**TASK DESCRIPTION**
Repeat each record exactly. Any picture gets left out.

[Items listed in a dataset]

◆ ◆ ◆ ◆ ◆

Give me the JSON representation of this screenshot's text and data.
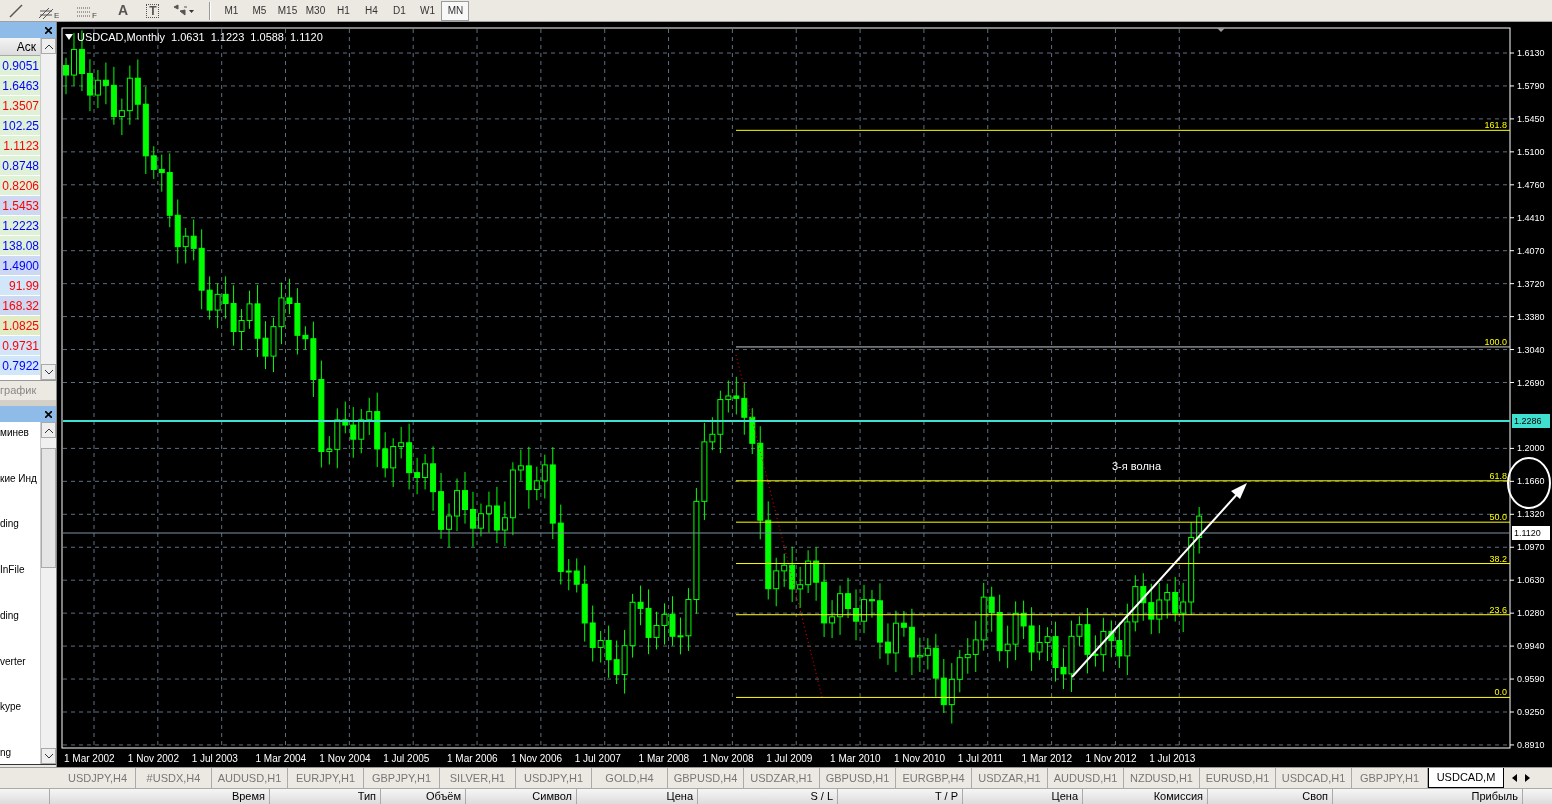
{
  "toolbar": {
    "tools": [
      {
        "kind": "trendline"
      },
      {
        "kind": "channel",
        "label": "E"
      },
      {
        "kind": "fibo",
        "label": "F"
      },
      {
        "kind": "text",
        "label": "A"
      },
      {
        "kind": "textlabel",
        "label": "T"
      },
      {
        "kind": "arrows"
      }
    ],
    "timeframes": [
      {
        "label": "M1",
        "selected": false
      },
      {
        "label": "M5",
        "selected": false
      },
      {
        "label": "M15",
        "selected": false
      },
      {
        "label": "M30",
        "selected": false
      },
      {
        "label": "H1",
        "selected": false
      },
      {
        "label": "H4",
        "selected": false
      },
      {
        "label": "D1",
        "selected": false
      },
      {
        "label": "W1",
        "selected": false
      },
      {
        "label": "MN",
        "selected": true
      }
    ]
  },
  "market_watch": {
    "column": "Аск",
    "rows": [
      {
        "ask": "0.9051",
        "color": "#0000ff",
        "kind": "green"
      },
      {
        "ask": "1.6463",
        "color": "#0000ff",
        "kind": "green"
      },
      {
        "ask": "1.3507",
        "color": "#ff0000",
        "kind": "green"
      },
      {
        "ask": "102.25",
        "color": "#0000ff",
        "kind": "green"
      },
      {
        "ask": "1.1123",
        "color": "#ff0000",
        "kind": "green"
      },
      {
        "ask": "0.8748",
        "color": "#0000ff",
        "kind": "green"
      },
      {
        "ask": "0.8206",
        "color": "#ff0000",
        "kind": "green"
      },
      {
        "ask": "1.5453",
        "color": "#ff0000",
        "kind": "lavender"
      },
      {
        "ask": "1.2223",
        "color": "#0000ff",
        "kind": "green"
      },
      {
        "ask": "138.08",
        "color": "#0000ff",
        "kind": "green"
      },
      {
        "ask": "1.4900",
        "color": "#0000ff",
        "kind": "lavender"
      },
      {
        "ask": "91.99",
        "color": "#ff0000",
        "kind": "sky"
      },
      {
        "ask": "168.32",
        "color": "#ff0000",
        "kind": "lavender"
      },
      {
        "ask": "1.0825",
        "color": "#ff0000",
        "kind": "olive"
      },
      {
        "ask": "0.9731",
        "color": "#ff0000",
        "kind": "sky"
      },
      {
        "ask": "0.7922",
        "color": "#0000ff",
        "kind": "sky"
      }
    ],
    "tab": "график"
  },
  "navigator": {
    "items": [
      "минев",
      "кие Инд",
      "ding",
      "InFile",
      "ding",
      "verter",
      "kype",
      "ng"
    ]
  },
  "chart": {
    "symbol": "USDCAD,Monthly",
    "ohlc": [
      "1.0631",
      "1.1223",
      "1.0588",
      "1.1120"
    ],
    "price_ticks": [
      "1.6130",
      "1.5790",
      "1.5450",
      "1.5100",
      "1.4760",
      "1.4410",
      "1.4070",
      "1.3720",
      "1.3380",
      "1.3040",
      "1.2690",
      "1.2000",
      "1.1660",
      "1.1320",
      "1.0970",
      "1.0630",
      "1.0280",
      "0.9940",
      "0.9590",
      "0.9250",
      "0.8910"
    ],
    "date_labels": [
      "1 Mar 2002",
      "1 Nov 2002",
      "1 Jul 2003",
      "1 Mar 2004",
      "1 Nov 2004",
      "1 Jul 2005",
      "1 Mar 2006",
      "1 Nov 2006",
      "1 Jul 2007",
      "1 Mar 2008",
      "1 Nov 2008",
      "1 Jul 2009",
      "1 Mar 2010",
      "1 Nov 2010",
      "1 Jul 2011",
      "1 Mar 2012",
      "1 Nov 2012",
      "1 Jul 2013"
    ],
    "fibo_levels": [
      "161.8",
      "100.0",
      "61.8",
      "50.0",
      "38.2",
      "23.6",
      "0.0"
    ],
    "horizontal_line_label": "1.2286",
    "current_price_label": "1.1120",
    "annotation": "3-я волна"
  },
  "chart_tabs": [
    {
      "label": "USDJPY,H4",
      "selected": false
    },
    {
      "label": "#USDX,H4",
      "selected": false
    },
    {
      "label": "AUDUSD,H1",
      "selected": false
    },
    {
      "label": "EURJPY,H1",
      "selected": false
    },
    {
      "label": "GBPJPY,H1",
      "selected": false
    },
    {
      "label": "SILVER,H1",
      "selected": false
    },
    {
      "label": "USDJPY,H1",
      "selected": false
    },
    {
      "label": "GOLD,H4",
      "selected": false
    },
    {
      "label": "GBPUSD,H4",
      "selected": false
    },
    {
      "label": "USDZAR,H1",
      "selected": false
    },
    {
      "label": "GBPUSD,H1",
      "selected": false
    },
    {
      "label": "EURGBP,H4",
      "selected": false
    },
    {
      "label": "USDZAR,H1",
      "selected": false
    },
    {
      "label": "AUDUSD,H1",
      "selected": false
    },
    {
      "label": "NZDUSD,H1",
      "selected": false
    },
    {
      "label": "EURUSD,H1",
      "selected": false
    },
    {
      "label": "USDCAD,H1",
      "selected": false
    },
    {
      "label": "GBPJPY,H1",
      "selected": false
    },
    {
      "label": "USDCAD,M",
      "selected": true
    }
  ],
  "orders_columns": [
    "Время",
    "Тип",
    "Объём",
    "Символ",
    "Цена",
    "S / L",
    "T / P",
    "Цена",
    "Комиссия",
    "Своп",
    "Прибыль"
  ]
}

◆ ◆ ◆ ◆ ◆

**SOLUTION FOR THIS TASK**
Give me the JSON representation of this screenshot's text and data.
{
  "toolbar": {
    "tools": [
      {
        "kind": "trendline"
      },
      {
        "kind": "channel",
        "label": "E"
      },
      {
        "kind": "fibo",
        "label": "F"
      },
      {
        "kind": "text",
        "label": "A"
      },
      {
        "kind": "textlabel",
        "label": "T"
      },
      {
        "kind": "arrows"
      }
    ],
    "timeframes": [
      {
        "label": "M1",
        "selected": false
      },
      {
        "label": "M5",
        "selected": false
      },
      {
        "label": "M15",
        "selected": false
      },
      {
        "label": "M30",
        "selected": false
      },
      {
        "label": "H1",
        "selected": false
      },
      {
        "label": "H4",
        "selected": false
      },
      {
        "label": "D1",
        "selected": false
      },
      {
        "label": "W1",
        "selected": false
      },
      {
        "label": "MN",
        "selected": true
      }
    ]
  },
  "market_watch": {
    "column": "Аск",
    "rows": [
      {
        "ask": "0.9051",
        "color": "#0000ff",
        "kind": "green"
      },
      {
        "ask": "1.6463",
        "color": "#0000ff",
        "kind": "green"
      },
      {
        "ask": "1.3507",
        "color": "#ff0000",
        "kind": "green"
      },
      {
        "ask": "102.25",
        "color": "#0000ff",
        "kind": "green"
      },
      {
        "ask": "1.1123",
        "color": "#ff0000",
        "kind": "green"
      },
      {
        "ask": "0.8748",
        "color": "#0000ff",
        "kind": "green"
      },
      {
        "ask": "0.8206",
        "color": "#ff0000",
        "kind": "green"
      },
      {
        "ask": "1.5453",
        "color": "#ff0000",
        "kind": "lavender"
      },
      {
        "ask": "1.2223",
        "color": "#0000ff",
        "kind": "green"
      },
      {
        "ask": "138.08",
        "color": "#0000ff",
        "kind": "green"
      },
      {
        "ask": "1.4900",
        "color": "#0000ff",
        "kind": "lavender"
      },
      {
        "ask": "91.99",
        "color": "#ff0000",
        "kind": "sky"
      },
      {
        "ask": "168.32",
        "color": "#ff0000",
        "kind": "lavender"
      },
      {
        "ask": "1.0825",
        "color": "#ff0000",
        "kind": "olive"
      },
      {
        "ask": "0.9731",
        "color": "#ff0000",
        "kind": "sky"
      },
      {
        "ask": "0.7922",
        "color": "#0000ff",
        "kind": "sky"
      }
    ],
    "tab": "график"
  },
  "navigator": {
    "items": [
      "минев",
      "кие Инд",
      "ding",
      "InFile",
      "ding",
      "verter",
      "kype",
      "ng"
    ]
  },
  "chart": {
    "symbol": "USDCAD,Monthly",
    "ohlc": [
      "1.0631",
      "1.1223",
      "1.0588",
      "1.1120"
    ],
    "price_ticks": [
      "1.6130",
      "1.5790",
      "1.5450",
      "1.5100",
      "1.4760",
      "1.4410",
      "1.4070",
      "1.3720",
      "1.3380",
      "1.3040",
      "1.2690",
      "1.2000",
      "1.1660",
      "1.1320",
      "1.0970",
      "1.0630",
      "1.0280",
      "0.9940",
      "0.9590",
      "0.9250",
      "0.8910"
    ],
    "date_labels": [
      "1 Mar 2002",
      "1 Nov 2002",
      "1 Jul 2003",
      "1 Mar 2004",
      "1 Nov 2004",
      "1 Jul 2005",
      "1 Mar 2006",
      "1 Nov 2006",
      "1 Jul 2007",
      "1 Mar 2008",
      "1 Nov 2008",
      "1 Jul 2009",
      "1 Mar 2010",
      "1 Nov 2010",
      "1 Jul 2011",
      "1 Mar 2012",
      "1 Nov 2012",
      "1 Jul 2013"
    ],
    "fibo_levels": [
      "161.8",
      "100.0",
      "61.8",
      "50.0",
      "38.2",
      "23.6",
      "0.0"
    ],
    "horizontal_line_label": "1.2286",
    "current_price_label": "1.1120",
    "annotation": "3-я волна"
  },
  "chart_tabs": [
    {
      "label": "USDJPY,H4",
      "selected": false
    },
    {
      "label": "#USDX,H4",
      "selected": false
    },
    {
      "label": "AUDUSD,H1",
      "selected": false
    },
    {
      "label": "EURJPY,H1",
      "selected": false
    },
    {
      "label": "GBPJPY,H1",
      "selected": false
    },
    {
      "label": "SILVER,H1",
      "selected": false
    },
    {
      "label": "USDJPY,H1",
      "selected": false
    },
    {
      "label": "GOLD,H4",
      "selected": false
    },
    {
      "label": "GBPUSD,H4",
      "selected": false
    },
    {
      "label": "USDZAR,H1",
      "selected": false
    },
    {
      "label": "GBPUSD,H1",
      "selected": false
    },
    {
      "label": "EURGBP,H4",
      "selected": false
    },
    {
      "label": "USDZAR,H1",
      "selected": false
    },
    {
      "label": "AUDUSD,H1",
      "selected": false
    },
    {
      "label": "NZDUSD,H1",
      "selected": false
    },
    {
      "label": "EURUSD,H1",
      "selected": false
    },
    {
      "label": "USDCAD,H1",
      "selected": false
    },
    {
      "label": "GBPJPY,H1",
      "selected": false
    },
    {
      "label": "USDCAD,M",
      "selected": true
    }
  ],
  "orders_columns": [
    "Время",
    "Тип",
    "Объём",
    "Символ",
    "Цена",
    "S / L",
    "T / P",
    "Цена",
    "Комиссия",
    "Своп",
    "Прибыль"
  ]
}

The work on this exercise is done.